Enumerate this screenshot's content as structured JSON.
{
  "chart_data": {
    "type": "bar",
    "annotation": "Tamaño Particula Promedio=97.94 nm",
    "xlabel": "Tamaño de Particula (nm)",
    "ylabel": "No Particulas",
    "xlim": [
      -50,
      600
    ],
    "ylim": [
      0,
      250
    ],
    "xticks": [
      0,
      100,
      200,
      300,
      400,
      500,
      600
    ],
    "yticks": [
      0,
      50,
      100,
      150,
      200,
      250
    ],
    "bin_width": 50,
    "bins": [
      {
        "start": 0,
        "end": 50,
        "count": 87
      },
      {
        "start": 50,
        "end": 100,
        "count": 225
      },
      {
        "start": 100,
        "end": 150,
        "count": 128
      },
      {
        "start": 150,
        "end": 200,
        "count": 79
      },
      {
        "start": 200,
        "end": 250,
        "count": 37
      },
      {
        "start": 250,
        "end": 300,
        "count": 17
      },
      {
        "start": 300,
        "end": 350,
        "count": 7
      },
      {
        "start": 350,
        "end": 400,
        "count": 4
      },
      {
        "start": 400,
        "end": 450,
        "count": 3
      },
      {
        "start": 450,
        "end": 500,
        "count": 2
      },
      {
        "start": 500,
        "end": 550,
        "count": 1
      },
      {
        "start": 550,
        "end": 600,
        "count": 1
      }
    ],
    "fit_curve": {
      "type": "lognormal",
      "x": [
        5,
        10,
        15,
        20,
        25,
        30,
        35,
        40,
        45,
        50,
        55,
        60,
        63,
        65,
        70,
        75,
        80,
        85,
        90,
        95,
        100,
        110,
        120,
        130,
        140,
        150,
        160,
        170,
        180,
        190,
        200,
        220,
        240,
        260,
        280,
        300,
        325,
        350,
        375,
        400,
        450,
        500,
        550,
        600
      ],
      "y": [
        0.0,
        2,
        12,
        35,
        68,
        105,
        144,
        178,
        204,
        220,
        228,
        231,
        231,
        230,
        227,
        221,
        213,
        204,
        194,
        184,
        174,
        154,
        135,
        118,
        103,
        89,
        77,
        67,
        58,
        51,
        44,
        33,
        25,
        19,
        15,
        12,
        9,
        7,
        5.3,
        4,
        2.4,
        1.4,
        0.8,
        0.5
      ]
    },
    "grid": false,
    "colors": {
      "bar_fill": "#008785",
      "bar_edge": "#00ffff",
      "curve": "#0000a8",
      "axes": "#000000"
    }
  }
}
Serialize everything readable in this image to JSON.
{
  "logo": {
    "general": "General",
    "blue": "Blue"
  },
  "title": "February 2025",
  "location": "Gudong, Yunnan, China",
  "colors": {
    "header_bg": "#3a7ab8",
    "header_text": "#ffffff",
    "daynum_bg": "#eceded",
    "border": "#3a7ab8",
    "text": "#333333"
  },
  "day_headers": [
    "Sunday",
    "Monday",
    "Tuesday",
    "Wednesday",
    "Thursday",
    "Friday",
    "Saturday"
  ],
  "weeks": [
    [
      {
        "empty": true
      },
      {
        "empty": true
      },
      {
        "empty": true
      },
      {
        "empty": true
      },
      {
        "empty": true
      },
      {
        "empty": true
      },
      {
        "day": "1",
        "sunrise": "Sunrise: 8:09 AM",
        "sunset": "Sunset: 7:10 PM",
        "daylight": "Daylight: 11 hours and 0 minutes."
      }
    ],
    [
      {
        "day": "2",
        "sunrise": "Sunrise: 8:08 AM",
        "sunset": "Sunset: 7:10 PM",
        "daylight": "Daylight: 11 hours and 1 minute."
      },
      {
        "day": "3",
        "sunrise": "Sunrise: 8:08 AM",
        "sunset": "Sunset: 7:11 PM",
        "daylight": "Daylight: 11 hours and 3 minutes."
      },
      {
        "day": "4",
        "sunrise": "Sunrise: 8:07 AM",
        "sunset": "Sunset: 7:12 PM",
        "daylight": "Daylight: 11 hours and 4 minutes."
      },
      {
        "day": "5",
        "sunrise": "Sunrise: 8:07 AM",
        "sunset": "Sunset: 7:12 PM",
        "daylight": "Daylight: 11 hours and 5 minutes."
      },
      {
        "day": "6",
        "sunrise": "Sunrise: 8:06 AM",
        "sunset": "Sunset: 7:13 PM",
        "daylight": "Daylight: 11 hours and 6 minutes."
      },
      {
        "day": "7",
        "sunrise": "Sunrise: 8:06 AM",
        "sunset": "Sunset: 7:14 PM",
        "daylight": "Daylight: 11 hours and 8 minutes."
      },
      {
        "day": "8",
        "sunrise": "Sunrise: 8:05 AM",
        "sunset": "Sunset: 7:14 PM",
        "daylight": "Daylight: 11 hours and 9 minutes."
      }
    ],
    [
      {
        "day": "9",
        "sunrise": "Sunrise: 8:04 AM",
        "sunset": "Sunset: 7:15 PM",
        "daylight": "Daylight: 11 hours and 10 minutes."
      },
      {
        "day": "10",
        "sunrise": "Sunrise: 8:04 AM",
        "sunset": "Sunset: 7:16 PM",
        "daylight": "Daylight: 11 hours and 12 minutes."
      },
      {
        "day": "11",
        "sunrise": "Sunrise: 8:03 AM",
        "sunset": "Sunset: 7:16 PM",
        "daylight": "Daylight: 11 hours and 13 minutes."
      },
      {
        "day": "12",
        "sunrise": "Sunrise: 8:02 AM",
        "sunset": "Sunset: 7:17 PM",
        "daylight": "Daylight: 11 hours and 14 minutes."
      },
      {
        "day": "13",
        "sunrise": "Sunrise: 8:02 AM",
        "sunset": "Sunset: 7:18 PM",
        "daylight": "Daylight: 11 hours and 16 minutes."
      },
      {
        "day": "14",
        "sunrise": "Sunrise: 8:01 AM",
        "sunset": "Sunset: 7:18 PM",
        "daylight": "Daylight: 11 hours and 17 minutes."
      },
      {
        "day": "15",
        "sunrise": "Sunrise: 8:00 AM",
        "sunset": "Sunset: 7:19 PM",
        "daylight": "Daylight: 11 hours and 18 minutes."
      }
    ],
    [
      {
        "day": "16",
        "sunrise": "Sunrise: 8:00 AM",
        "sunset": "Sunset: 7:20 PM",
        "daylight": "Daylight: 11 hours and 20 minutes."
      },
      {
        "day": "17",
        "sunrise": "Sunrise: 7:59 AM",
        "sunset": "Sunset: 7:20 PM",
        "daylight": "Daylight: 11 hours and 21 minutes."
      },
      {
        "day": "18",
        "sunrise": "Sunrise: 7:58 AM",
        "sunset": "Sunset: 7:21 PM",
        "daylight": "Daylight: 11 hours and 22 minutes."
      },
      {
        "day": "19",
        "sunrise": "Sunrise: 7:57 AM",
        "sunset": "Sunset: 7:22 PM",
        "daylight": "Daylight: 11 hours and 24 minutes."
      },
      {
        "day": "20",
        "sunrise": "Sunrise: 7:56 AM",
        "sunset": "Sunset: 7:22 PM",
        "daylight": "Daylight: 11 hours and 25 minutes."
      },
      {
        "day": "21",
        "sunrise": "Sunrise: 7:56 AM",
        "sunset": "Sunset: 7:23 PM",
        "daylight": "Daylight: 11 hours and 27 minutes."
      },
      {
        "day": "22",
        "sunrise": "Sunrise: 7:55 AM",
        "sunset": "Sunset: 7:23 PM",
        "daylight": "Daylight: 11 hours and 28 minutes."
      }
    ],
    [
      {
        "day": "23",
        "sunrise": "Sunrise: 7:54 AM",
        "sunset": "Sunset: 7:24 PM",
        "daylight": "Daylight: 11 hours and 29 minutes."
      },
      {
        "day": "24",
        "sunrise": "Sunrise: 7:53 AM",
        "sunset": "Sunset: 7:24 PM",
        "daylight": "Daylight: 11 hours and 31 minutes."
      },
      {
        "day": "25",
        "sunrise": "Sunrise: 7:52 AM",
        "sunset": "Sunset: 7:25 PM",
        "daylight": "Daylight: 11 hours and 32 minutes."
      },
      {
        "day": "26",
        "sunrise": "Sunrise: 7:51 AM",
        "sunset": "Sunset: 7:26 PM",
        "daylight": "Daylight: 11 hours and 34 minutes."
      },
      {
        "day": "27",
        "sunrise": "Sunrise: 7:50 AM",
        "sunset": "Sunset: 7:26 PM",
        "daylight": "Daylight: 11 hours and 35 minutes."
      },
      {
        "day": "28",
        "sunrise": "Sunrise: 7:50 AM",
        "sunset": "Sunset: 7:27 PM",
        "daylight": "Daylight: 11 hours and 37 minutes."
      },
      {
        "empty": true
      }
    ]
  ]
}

· · · ·

• [WHAT TO DO] Look through the entries and find each line that has the string "count". Copy those lines.

• [RESULT OF THIS TASK]
        "count": 87
        "count": 225
        "count": 128
        "count": 79
        "count": 37
        "count": 17
        "count": 7
        "count": 4
        "count": 3
        "count": 2
        "count": 1
        "count": 1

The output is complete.